#### WHAT TO DO
Leaving out the pictures, transcribe all of the records faithfully.

Figure dataset records
========================================================================
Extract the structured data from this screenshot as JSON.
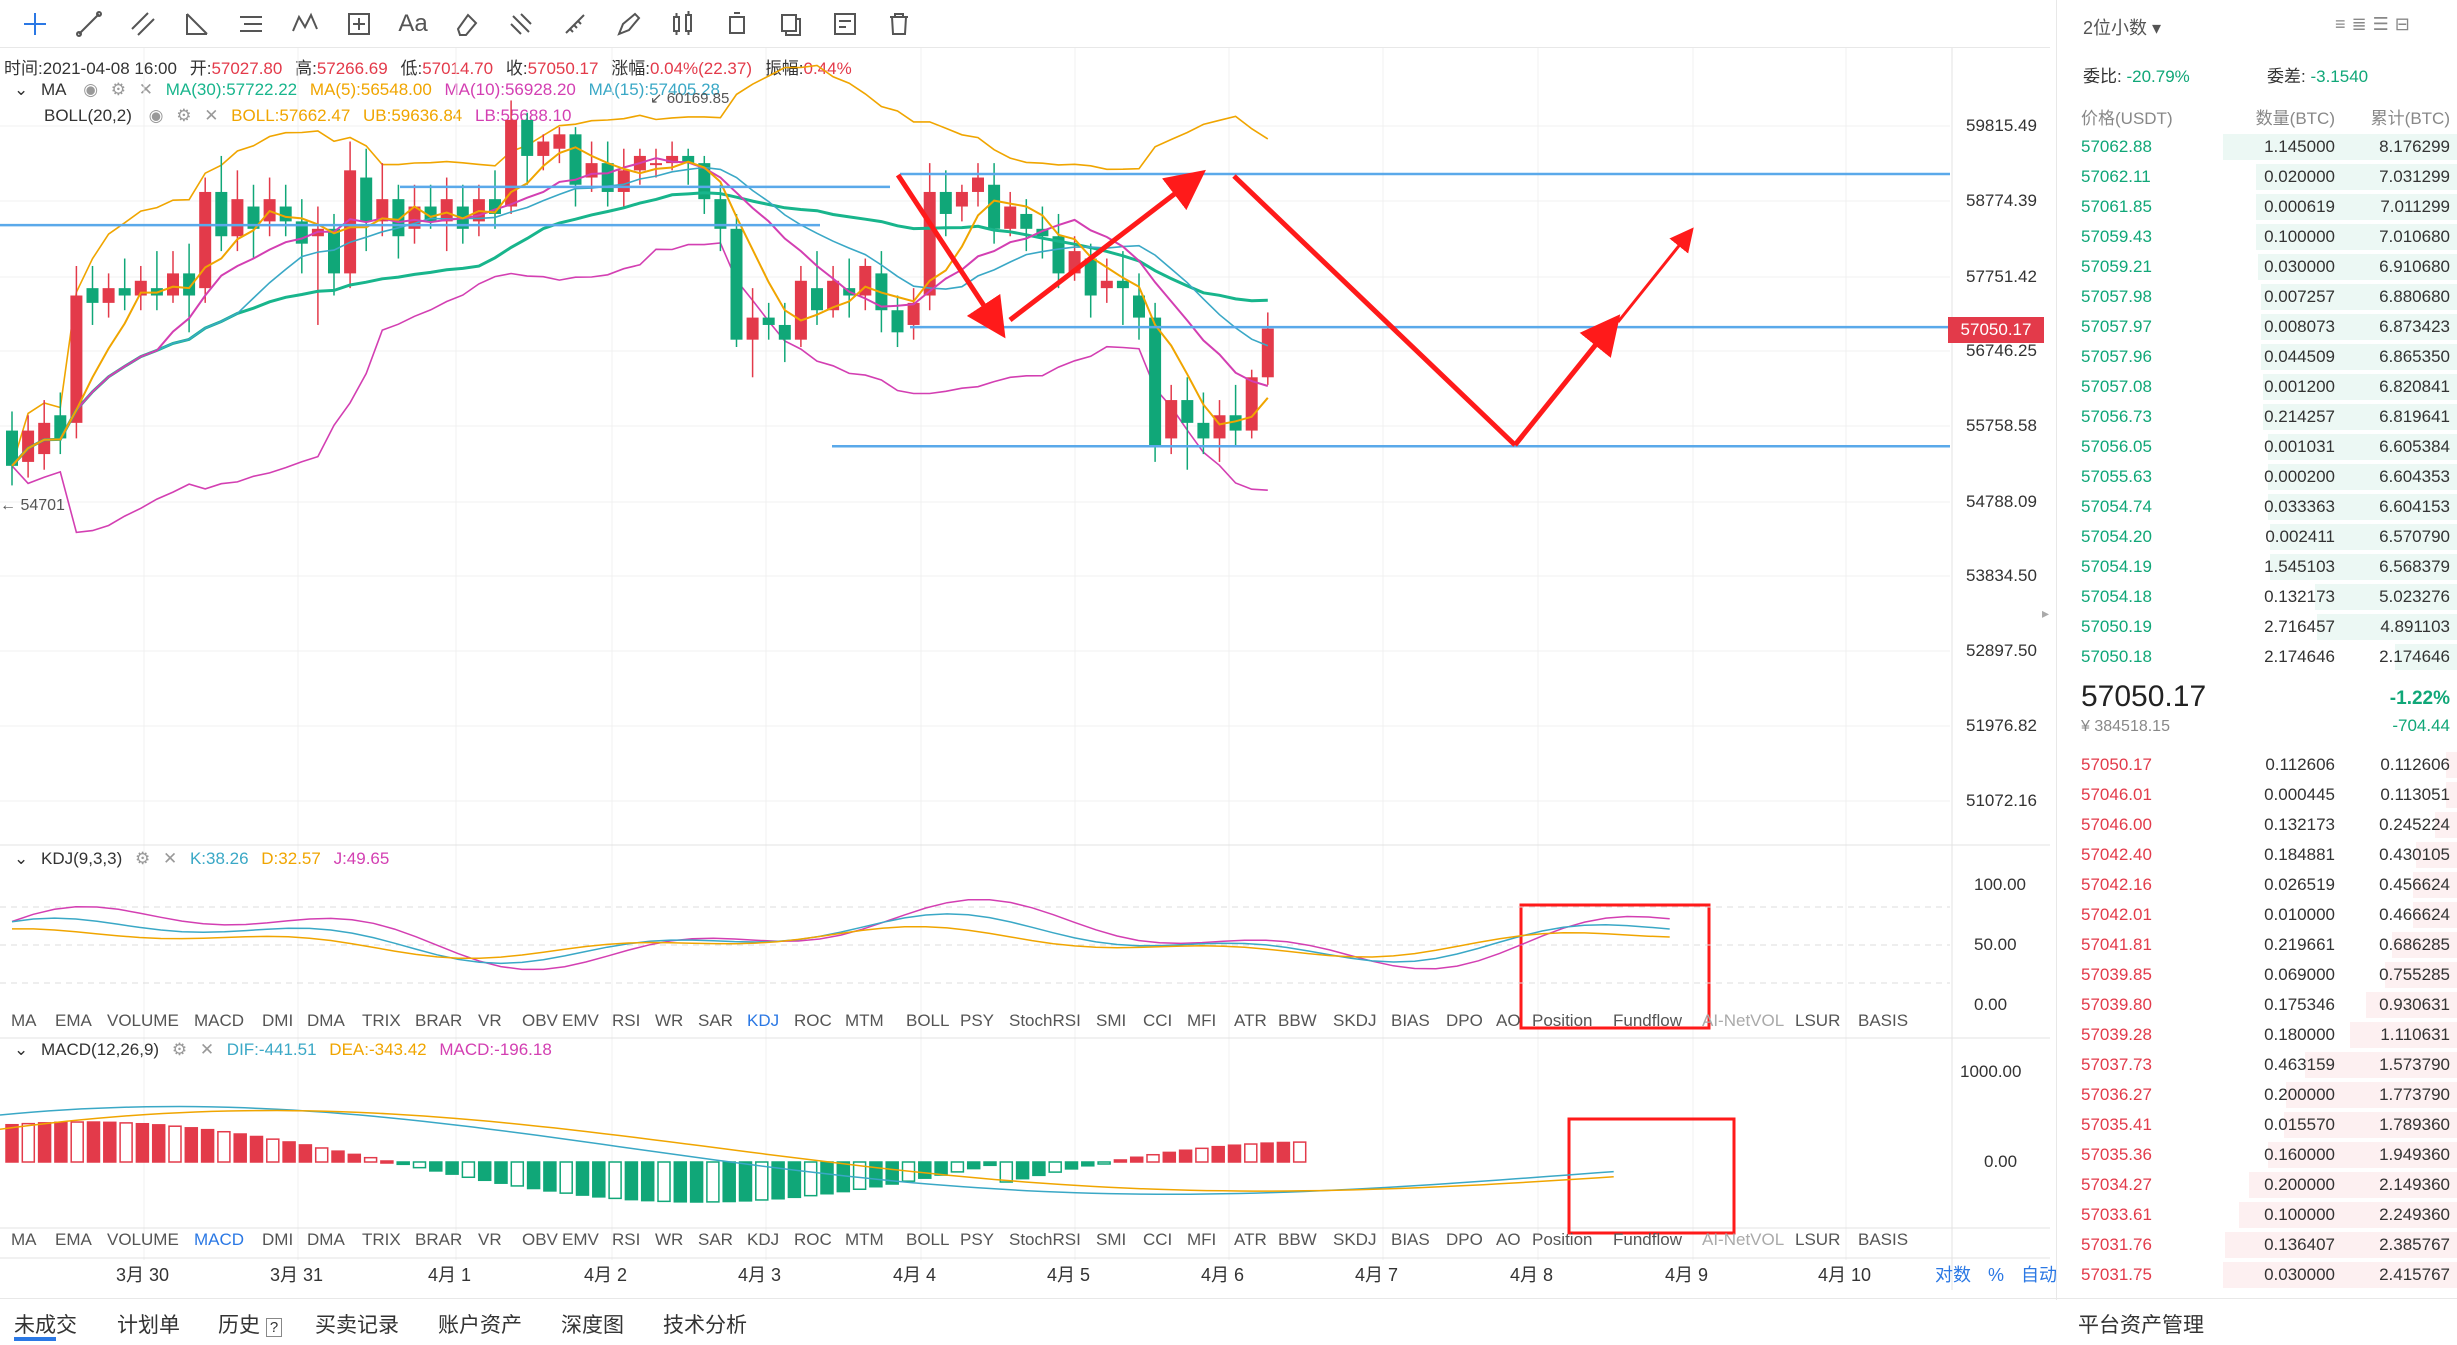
{
  "toolbar": {
    "icons": [
      "crosshair-icon",
      "line-icon",
      "parallel-line-icon",
      "angle-icon",
      "horizontal-lines-icon",
      "wave-icon",
      "measure-icon",
      "text-icon",
      "eraser-icon",
      "magnet-icon",
      "ruler-icon",
      "pen-icon",
      "candle-type-icon",
      "layer-icon",
      "copy-icon",
      "edit-icon",
      "trash-icon"
    ],
    "text_tool_label": "Aa"
  },
  "info": {
    "time_label": "时间:",
    "time": "2021-04-08 16:00",
    "open_label": "开:",
    "open": "57027.80",
    "high_label": "高:",
    "high": "57266.69",
    "low_label": "低:",
    "low": "57014.70",
    "close_label": "收:",
    "close": "57050.17",
    "change_label": "涨幅:",
    "change": "0.04%(22.37)",
    "amp_label": "振幅:",
    "amp": "0.44%"
  },
  "ma_legend": {
    "name": "MA",
    "ma30": "MA(30):57722.22",
    "ma5": "MA(5):56548.00",
    "ma10": "MA(10):56928.20",
    "ma15": "MA(15):57405.28"
  },
  "boll_legend": {
    "name": "BOLL(20,2)",
    "boll": "BOLL:57662.47",
    "ub": "UB:59636.84",
    "lb": "LB:55688.10"
  },
  "price_axis": [
    "59815.49",
    "58774.39",
    "57751.42",
    "56746.25",
    "55758.58",
    "54788.09",
    "53834.50",
    "52897.50",
    "51976.82",
    "51072.16"
  ],
  "current_price_tag": "57050.17",
  "high_marker": "60169.85",
  "low_marker": "54701",
  "kdj_legend": {
    "name": "KDJ(9,3,3)",
    "k": "K:38.26",
    "d": "D:32.57",
    "j": "J:49.65"
  },
  "kdj_axis": [
    "100.00",
    "50.00",
    "0.00"
  ],
  "macd_legend": {
    "name": "MACD(12,26,9)",
    "dif": "DIF:-441.51",
    "dea": "DEA:-343.42",
    "macd": "MACD:-196.18"
  },
  "macd_axis": [
    "1000.00",
    "0.00"
  ],
  "indicator_tabs": [
    "MA",
    "EMA",
    "VOLUME",
    "MACD",
    "DMI",
    "DMA",
    "TRIX",
    "BRAR",
    "VR",
    "OBV",
    "EMV",
    "RSI",
    "WR",
    "SAR",
    "KDJ",
    "ROC",
    "MTM",
    "BOLL",
    "PSY",
    "StochRSI",
    "SMI",
    "CCI",
    "MFI",
    "ATR",
    "BBW",
    "SKDJ",
    "BIAS",
    "DPO",
    "AO",
    "Position",
    "Fundflow",
    "AI-NetVOL",
    "LSUR",
    "BASIS"
  ],
  "date_axis": [
    "3月 30",
    "3月 31",
    "4月 1",
    "4月 2",
    "4月 3",
    "4月 4",
    "4月 5",
    "4月 6",
    "4月 7",
    "4月 8",
    "4月 9",
    "4月 10"
  ],
  "axis_options": {
    "log": "对数",
    "percent": "%",
    "auto": "自动"
  },
  "right_panel": {
    "precision": "2位小数",
    "ratio_label": "委比:",
    "ratio": "-20.79%",
    "diff_label": "委差:",
    "diff": "-3.1540",
    "headers": [
      "价格(USDT)",
      "数量(BTC)",
      "累计(BTC)"
    ],
    "bids": [
      [
        "57062.88",
        "1.145000",
        "8.176299"
      ],
      [
        "57062.11",
        "0.020000",
        "7.031299"
      ],
      [
        "57061.85",
        "0.000619",
        "7.011299"
      ],
      [
        "57059.43",
        "0.100000",
        "7.010680"
      ],
      [
        "57059.21",
        "0.030000",
        "6.910680"
      ],
      [
        "57057.98",
        "0.007257",
        "6.880680"
      ],
      [
        "57057.97",
        "0.008073",
        "6.873423"
      ],
      [
        "57057.96",
        "0.044509",
        "6.865350"
      ],
      [
        "57057.08",
        "0.001200",
        "6.820841"
      ],
      [
        "57056.73",
        "0.214257",
        "6.819641"
      ],
      [
        "57056.05",
        "0.001031",
        "6.605384"
      ],
      [
        "57055.63",
        "0.000200",
        "6.604353"
      ],
      [
        "57054.74",
        "0.033363",
        "6.604153"
      ],
      [
        "57054.20",
        "0.002411",
        "6.570790"
      ],
      [
        "57054.19",
        "1.545103",
        "6.568379"
      ],
      [
        "57054.18",
        "0.132173",
        "5.023276"
      ],
      [
        "57050.19",
        "2.716457",
        "4.891103"
      ],
      [
        "57050.18",
        "2.174646",
        "2.174646"
      ]
    ],
    "bid_depth": [
      1.0,
      0.86,
      0.86,
      0.86,
      0.85,
      0.84,
      0.84,
      0.84,
      0.83,
      0.83,
      0.81,
      0.81,
      0.81,
      0.8,
      0.8,
      0.61,
      0.6,
      0.27
    ],
    "last_price": "57050.17",
    "last_change": "-1.22%",
    "cny_price": "¥ 384518.15",
    "last_delta": "-704.44",
    "asks": [
      [
        "57050.17",
        "0.112606",
        "0.112606"
      ],
      [
        "57046.01",
        "0.000445",
        "0.113051"
      ],
      [
        "57046.00",
        "0.132173",
        "0.245224"
      ],
      [
        "57042.40",
        "0.184881",
        "0.430105"
      ],
      [
        "57042.16",
        "0.026519",
        "0.456624"
      ],
      [
        "57042.01",
        "0.010000",
        "0.466624"
      ],
      [
        "57041.81",
        "0.219661",
        "0.686285"
      ],
      [
        "57039.85",
        "0.069000",
        "0.755285"
      ],
      [
        "57039.80",
        "0.175346",
        "0.930631"
      ],
      [
        "57039.28",
        "0.180000",
        "1.110631"
      ],
      [
        "57037.73",
        "0.463159",
        "1.573790"
      ],
      [
        "57036.27",
        "0.200000",
        "1.773790"
      ],
      [
        "57035.41",
        "0.015570",
        "1.789360"
      ],
      [
        "57035.36",
        "0.160000",
        "1.949360"
      ],
      [
        "57034.27",
        "0.200000",
        "2.149360"
      ],
      [
        "57033.61",
        "0.100000",
        "2.249360"
      ],
      [
        "57031.76",
        "0.136407",
        "2.385767"
      ],
      [
        "57031.75",
        "0.030000",
        "2.415767"
      ]
    ],
    "ask_depth": [
      0.05,
      0.05,
      0.1,
      0.18,
      0.19,
      0.19,
      0.28,
      0.31,
      0.39,
      0.46,
      0.65,
      0.73,
      0.74,
      0.81,
      0.89,
      0.93,
      0.99,
      1.0
    ],
    "footer": "平台资产管理"
  },
  "bottom_tabs": [
    "未成交",
    "计划单",
    "历史",
    "买卖记录",
    "账户资产",
    "深度图",
    "技术分析"
  ],
  "colors": {
    "up": "#e33a4a",
    "down": "#10a778",
    "accent": "#2b78e4",
    "annotation": "#ff1a1a"
  }
}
========================================================================
#### TASK OUTPUT
Extract the structured data from this screenshot as JSON.
{
  "toolbar": {
    "icons": [
      "crosshair-icon",
      "line-icon",
      "parallel-line-icon",
      "angle-icon",
      "horizontal-lines-icon",
      "wave-icon",
      "measure-icon",
      "text-icon",
      "eraser-icon",
      "magnet-icon",
      "ruler-icon",
      "pen-icon",
      "candle-type-icon",
      "layer-icon",
      "copy-icon",
      "edit-icon",
      "trash-icon"
    ],
    "text_tool_label": "Aa"
  },
  "info": {
    "time_label": "时间:",
    "time": "2021-04-08 16:00",
    "open_label": "开:",
    "open": "57027.80",
    "high_label": "高:",
    "high": "57266.69",
    "low_label": "低:",
    "low": "57014.70",
    "close_label": "收:",
    "close": "57050.17",
    "change_label": "涨幅:",
    "change": "0.04%(22.37)",
    "amp_label": "振幅:",
    "amp": "0.44%"
  },
  "ma_legend": {
    "name": "MA",
    "ma30": "MA(30):57722.22",
    "ma5": "MA(5):56548.00",
    "ma10": "MA(10):56928.20",
    "ma15": "MA(15):57405.28"
  },
  "boll_legend": {
    "name": "BOLL(20,2)",
    "boll": "BOLL:57662.47",
    "ub": "UB:59636.84",
    "lb": "LB:55688.10"
  },
  "price_axis": [
    "59815.49",
    "58774.39",
    "57751.42",
    "56746.25",
    "55758.58",
    "54788.09",
    "53834.50",
    "52897.50",
    "51976.82",
    "51072.16"
  ],
  "current_price_tag": "57050.17",
  "high_marker": "60169.85",
  "low_marker": "54701",
  "kdj_legend": {
    "name": "KDJ(9,3,3)",
    "k": "K:38.26",
    "d": "D:32.57",
    "j": "J:49.65"
  },
  "kdj_axis": [
    "100.00",
    "50.00",
    "0.00"
  ],
  "macd_legend": {
    "name": "MACD(12,26,9)",
    "dif": "DIF:-441.51",
    "dea": "DEA:-343.42",
    "macd": "MACD:-196.18"
  },
  "macd_axis": [
    "1000.00",
    "0.00"
  ],
  "indicator_tabs": [
    "MA",
    "EMA",
    "VOLUME",
    "MACD",
    "DMI",
    "DMA",
    "TRIX",
    "BRAR",
    "VR",
    "OBV",
    "EMV",
    "RSI",
    "WR",
    "SAR",
    "KDJ",
    "ROC",
    "MTM",
    "BOLL",
    "PSY",
    "StochRSI",
    "SMI",
    "CCI",
    "MFI",
    "ATR",
    "BBW",
    "SKDJ",
    "BIAS",
    "DPO",
    "AO",
    "Position",
    "Fundflow",
    "AI-NetVOL",
    "LSUR",
    "BASIS"
  ],
  "date_axis": [
    "3月 30",
    "3月 31",
    "4月 1",
    "4月 2",
    "4月 3",
    "4月 4",
    "4月 5",
    "4月 6",
    "4月 7",
    "4月 8",
    "4月 9",
    "4月 10"
  ],
  "axis_options": {
    "log": "对数",
    "percent": "%",
    "auto": "自动"
  },
  "right_panel": {
    "precision": "2位小数",
    "ratio_label": "委比:",
    "ratio": "-20.79%",
    "diff_label": "委差:",
    "diff": "-3.1540",
    "headers": [
      "价格(USDT)",
      "数量(BTC)",
      "累计(BTC)"
    ],
    "bids": [
      [
        "57062.88",
        "1.145000",
        "8.176299"
      ],
      [
        "57062.11",
        "0.020000",
        "7.031299"
      ],
      [
        "57061.85",
        "0.000619",
        "7.011299"
      ],
      [
        "57059.43",
        "0.100000",
        "7.010680"
      ],
      [
        "57059.21",
        "0.030000",
        "6.910680"
      ],
      [
        "57057.98",
        "0.007257",
        "6.880680"
      ],
      [
        "57057.97",
        "0.008073",
        "6.873423"
      ],
      [
        "57057.96",
        "0.044509",
        "6.865350"
      ],
      [
        "57057.08",
        "0.001200",
        "6.820841"
      ],
      [
        "57056.73",
        "0.214257",
        "6.819641"
      ],
      [
        "57056.05",
        "0.001031",
        "6.605384"
      ],
      [
        "57055.63",
        "0.000200",
        "6.604353"
      ],
      [
        "57054.74",
        "0.033363",
        "6.604153"
      ],
      [
        "57054.20",
        "0.002411",
        "6.570790"
      ],
      [
        "57054.19",
        "1.545103",
        "6.568379"
      ],
      [
        "57054.18",
        "0.132173",
        "5.023276"
      ],
      [
        "57050.19",
        "2.716457",
        "4.891103"
      ],
      [
        "57050.18",
        "2.174646",
        "2.174646"
      ]
    ],
    "bid_depth": [
      1.0,
      0.86,
      0.86,
      0.86,
      0.85,
      0.84,
      0.84,
      0.84,
      0.83,
      0.83,
      0.81,
      0.81,
      0.81,
      0.8,
      0.8,
      0.61,
      0.6,
      0.27
    ],
    "last_price": "57050.17",
    "last_change": "-1.22%",
    "cny_price": "¥ 384518.15",
    "last_delta": "-704.44",
    "asks": [
      [
        "57050.17",
        "0.112606",
        "0.112606"
      ],
      [
        "57046.01",
        "0.000445",
        "0.113051"
      ],
      [
        "57046.00",
        "0.132173",
        "0.245224"
      ],
      [
        "57042.40",
        "0.184881",
        "0.430105"
      ],
      [
        "57042.16",
        "0.026519",
        "0.456624"
      ],
      [
        "57042.01",
        "0.010000",
        "0.466624"
      ],
      [
        "57041.81",
        "0.219661",
        "0.686285"
      ],
      [
        "57039.85",
        "0.069000",
        "0.755285"
      ],
      [
        "57039.80",
        "0.175346",
        "0.930631"
      ],
      [
        "57039.28",
        "0.180000",
        "1.110631"
      ],
      [
        "57037.73",
        "0.463159",
        "1.573790"
      ],
      [
        "57036.27",
        "0.200000",
        "1.773790"
      ],
      [
        "57035.41",
        "0.015570",
        "1.789360"
      ],
      [
        "57035.36",
        "0.160000",
        "1.949360"
      ],
      [
        "57034.27",
        "0.200000",
        "2.149360"
      ],
      [
        "57033.61",
        "0.100000",
        "2.249360"
      ],
      [
        "57031.76",
        "0.136407",
        "2.385767"
      ],
      [
        "57031.75",
        "0.030000",
        "2.415767"
      ]
    ],
    "ask_depth": [
      0.05,
      0.05,
      0.1,
      0.18,
      0.19,
      0.19,
      0.28,
      0.31,
      0.39,
      0.46,
      0.65,
      0.73,
      0.74,
      0.81,
      0.89,
      0.93,
      0.99,
      1.0
    ],
    "footer": "平台资产管理"
  },
  "bottom_tabs": [
    "未成交",
    "计划单",
    "历史",
    "买卖记录",
    "账户资产",
    "深度图",
    "技术分析"
  ],
  "colors": {
    "up": "#e33a4a",
    "down": "#10a778",
    "accent": "#2b78e4",
    "annotation": "#ff1a1a"
  }
}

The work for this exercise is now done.